■ **What is being asked**
Report every line in the listing below where the string "color" shows up.

::::::::

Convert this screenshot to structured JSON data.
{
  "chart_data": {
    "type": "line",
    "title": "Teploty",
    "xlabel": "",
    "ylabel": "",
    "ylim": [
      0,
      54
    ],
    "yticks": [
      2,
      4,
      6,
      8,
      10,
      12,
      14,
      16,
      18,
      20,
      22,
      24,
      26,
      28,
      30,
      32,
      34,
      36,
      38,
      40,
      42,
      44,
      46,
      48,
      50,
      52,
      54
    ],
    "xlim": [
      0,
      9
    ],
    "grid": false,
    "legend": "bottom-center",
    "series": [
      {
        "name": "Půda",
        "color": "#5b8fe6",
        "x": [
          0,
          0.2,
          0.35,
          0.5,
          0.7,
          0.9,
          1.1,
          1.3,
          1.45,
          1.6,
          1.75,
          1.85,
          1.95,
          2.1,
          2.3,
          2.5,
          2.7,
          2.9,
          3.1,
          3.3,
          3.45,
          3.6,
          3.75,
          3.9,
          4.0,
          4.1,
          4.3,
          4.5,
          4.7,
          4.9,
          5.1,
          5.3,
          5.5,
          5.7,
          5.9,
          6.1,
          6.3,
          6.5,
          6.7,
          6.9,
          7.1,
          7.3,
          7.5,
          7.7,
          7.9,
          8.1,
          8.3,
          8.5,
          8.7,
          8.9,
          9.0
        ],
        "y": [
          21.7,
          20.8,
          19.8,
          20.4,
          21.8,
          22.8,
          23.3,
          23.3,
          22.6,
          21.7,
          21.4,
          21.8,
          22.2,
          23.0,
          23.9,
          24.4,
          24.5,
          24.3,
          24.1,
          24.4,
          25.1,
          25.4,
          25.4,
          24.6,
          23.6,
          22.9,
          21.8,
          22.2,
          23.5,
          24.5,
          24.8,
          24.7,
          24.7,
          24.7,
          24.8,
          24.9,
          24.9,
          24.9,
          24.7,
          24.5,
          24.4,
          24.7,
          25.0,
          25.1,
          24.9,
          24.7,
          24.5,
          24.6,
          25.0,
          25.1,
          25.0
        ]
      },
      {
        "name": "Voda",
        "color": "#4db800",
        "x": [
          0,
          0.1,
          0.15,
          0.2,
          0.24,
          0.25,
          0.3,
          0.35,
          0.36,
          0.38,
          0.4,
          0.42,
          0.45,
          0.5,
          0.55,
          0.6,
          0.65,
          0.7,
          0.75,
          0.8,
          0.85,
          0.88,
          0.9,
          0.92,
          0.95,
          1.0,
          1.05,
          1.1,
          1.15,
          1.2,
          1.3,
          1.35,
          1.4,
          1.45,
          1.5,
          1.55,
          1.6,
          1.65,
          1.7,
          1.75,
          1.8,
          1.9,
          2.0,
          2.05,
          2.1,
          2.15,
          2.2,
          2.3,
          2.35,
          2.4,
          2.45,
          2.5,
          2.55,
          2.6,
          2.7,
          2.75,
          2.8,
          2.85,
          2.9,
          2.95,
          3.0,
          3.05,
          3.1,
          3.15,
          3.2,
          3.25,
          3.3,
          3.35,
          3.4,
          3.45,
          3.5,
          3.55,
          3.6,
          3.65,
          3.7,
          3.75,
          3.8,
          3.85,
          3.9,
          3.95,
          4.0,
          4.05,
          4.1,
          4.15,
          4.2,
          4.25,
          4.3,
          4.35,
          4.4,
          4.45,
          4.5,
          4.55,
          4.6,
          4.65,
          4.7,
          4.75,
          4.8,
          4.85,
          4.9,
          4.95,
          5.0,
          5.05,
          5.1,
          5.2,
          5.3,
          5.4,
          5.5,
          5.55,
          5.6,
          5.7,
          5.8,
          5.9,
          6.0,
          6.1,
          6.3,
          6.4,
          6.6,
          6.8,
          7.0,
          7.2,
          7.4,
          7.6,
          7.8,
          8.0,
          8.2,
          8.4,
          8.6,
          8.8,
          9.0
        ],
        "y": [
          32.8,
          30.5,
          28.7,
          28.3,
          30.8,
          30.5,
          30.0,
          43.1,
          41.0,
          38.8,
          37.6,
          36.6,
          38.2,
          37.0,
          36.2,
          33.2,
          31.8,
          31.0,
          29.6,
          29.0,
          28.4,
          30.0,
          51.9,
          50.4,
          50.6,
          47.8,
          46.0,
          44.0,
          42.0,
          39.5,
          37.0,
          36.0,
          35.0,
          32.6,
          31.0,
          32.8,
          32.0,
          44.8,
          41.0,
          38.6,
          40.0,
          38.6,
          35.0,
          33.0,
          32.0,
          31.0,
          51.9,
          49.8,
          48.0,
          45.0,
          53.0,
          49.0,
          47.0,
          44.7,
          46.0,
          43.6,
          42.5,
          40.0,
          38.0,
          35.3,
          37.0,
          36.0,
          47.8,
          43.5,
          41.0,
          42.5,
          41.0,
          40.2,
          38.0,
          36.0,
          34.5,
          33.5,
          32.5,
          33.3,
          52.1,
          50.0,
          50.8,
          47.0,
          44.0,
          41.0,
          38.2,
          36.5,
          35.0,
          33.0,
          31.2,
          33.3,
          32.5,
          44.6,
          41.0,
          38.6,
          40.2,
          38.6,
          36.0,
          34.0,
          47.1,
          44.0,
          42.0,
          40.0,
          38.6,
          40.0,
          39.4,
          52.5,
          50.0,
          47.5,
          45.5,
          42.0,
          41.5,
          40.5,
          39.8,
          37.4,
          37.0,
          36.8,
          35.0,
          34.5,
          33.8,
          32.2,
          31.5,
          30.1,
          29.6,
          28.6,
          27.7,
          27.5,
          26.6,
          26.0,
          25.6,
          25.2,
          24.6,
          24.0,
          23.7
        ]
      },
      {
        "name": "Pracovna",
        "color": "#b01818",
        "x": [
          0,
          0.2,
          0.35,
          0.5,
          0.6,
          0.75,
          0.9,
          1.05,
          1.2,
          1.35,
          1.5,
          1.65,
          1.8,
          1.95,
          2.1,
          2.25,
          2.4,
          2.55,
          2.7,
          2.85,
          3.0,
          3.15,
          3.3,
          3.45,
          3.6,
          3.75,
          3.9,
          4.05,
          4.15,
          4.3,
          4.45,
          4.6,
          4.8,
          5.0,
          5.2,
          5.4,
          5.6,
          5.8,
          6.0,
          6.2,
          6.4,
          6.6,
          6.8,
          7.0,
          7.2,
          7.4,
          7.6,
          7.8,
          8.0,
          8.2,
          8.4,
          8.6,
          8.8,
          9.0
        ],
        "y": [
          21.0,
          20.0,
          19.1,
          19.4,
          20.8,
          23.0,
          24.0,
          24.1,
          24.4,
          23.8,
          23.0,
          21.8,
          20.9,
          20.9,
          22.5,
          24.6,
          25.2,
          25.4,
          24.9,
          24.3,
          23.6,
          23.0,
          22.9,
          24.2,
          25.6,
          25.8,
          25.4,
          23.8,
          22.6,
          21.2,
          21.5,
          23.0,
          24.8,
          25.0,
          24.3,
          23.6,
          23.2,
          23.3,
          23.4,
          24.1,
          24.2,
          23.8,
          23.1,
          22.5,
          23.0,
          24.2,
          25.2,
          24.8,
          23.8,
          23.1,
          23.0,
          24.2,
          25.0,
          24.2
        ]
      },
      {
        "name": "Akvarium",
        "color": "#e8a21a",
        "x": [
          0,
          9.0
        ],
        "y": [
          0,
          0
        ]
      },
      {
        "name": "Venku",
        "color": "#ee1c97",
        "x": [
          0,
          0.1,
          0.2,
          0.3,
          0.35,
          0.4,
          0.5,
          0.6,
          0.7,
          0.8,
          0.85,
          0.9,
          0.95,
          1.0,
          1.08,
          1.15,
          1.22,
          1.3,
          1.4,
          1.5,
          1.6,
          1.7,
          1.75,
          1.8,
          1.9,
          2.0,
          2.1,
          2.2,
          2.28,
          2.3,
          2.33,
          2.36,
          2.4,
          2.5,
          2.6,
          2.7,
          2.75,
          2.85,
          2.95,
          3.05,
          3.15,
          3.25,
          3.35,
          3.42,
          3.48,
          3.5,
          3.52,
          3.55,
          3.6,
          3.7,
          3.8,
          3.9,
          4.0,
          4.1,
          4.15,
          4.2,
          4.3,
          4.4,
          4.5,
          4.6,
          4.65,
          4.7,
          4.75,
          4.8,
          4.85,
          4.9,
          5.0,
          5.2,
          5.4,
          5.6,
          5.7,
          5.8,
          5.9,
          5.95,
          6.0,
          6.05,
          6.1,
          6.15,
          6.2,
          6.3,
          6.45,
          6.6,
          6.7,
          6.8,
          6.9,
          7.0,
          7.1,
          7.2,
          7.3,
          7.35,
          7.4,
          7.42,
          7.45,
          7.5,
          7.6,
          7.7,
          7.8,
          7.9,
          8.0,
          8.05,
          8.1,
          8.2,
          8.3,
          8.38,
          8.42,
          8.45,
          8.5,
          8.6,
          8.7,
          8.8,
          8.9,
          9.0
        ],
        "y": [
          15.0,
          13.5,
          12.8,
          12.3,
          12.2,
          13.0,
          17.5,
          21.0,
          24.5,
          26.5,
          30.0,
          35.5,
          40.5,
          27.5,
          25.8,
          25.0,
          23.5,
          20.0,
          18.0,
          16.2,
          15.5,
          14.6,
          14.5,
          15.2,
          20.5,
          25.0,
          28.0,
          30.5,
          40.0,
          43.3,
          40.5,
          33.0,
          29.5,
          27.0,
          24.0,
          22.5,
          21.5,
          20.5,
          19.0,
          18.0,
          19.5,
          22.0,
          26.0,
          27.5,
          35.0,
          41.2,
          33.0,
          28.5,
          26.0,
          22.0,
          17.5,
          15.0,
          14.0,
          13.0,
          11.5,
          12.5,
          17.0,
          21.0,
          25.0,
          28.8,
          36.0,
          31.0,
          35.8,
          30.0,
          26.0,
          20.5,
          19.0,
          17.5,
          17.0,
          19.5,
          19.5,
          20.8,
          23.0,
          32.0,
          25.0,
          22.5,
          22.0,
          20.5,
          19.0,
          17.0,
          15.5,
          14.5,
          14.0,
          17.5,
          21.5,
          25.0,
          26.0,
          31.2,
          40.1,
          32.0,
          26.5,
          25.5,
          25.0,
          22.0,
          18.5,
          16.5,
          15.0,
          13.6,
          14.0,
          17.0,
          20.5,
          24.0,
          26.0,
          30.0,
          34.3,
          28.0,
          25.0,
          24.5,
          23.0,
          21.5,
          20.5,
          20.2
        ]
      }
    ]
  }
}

::::::::

■ **Final result**
        "color": "#5b8fe6",
        "color": "#4db800",
        "color": "#b01818",
        "color": "#e8a21a",
        "color": "#ee1c97",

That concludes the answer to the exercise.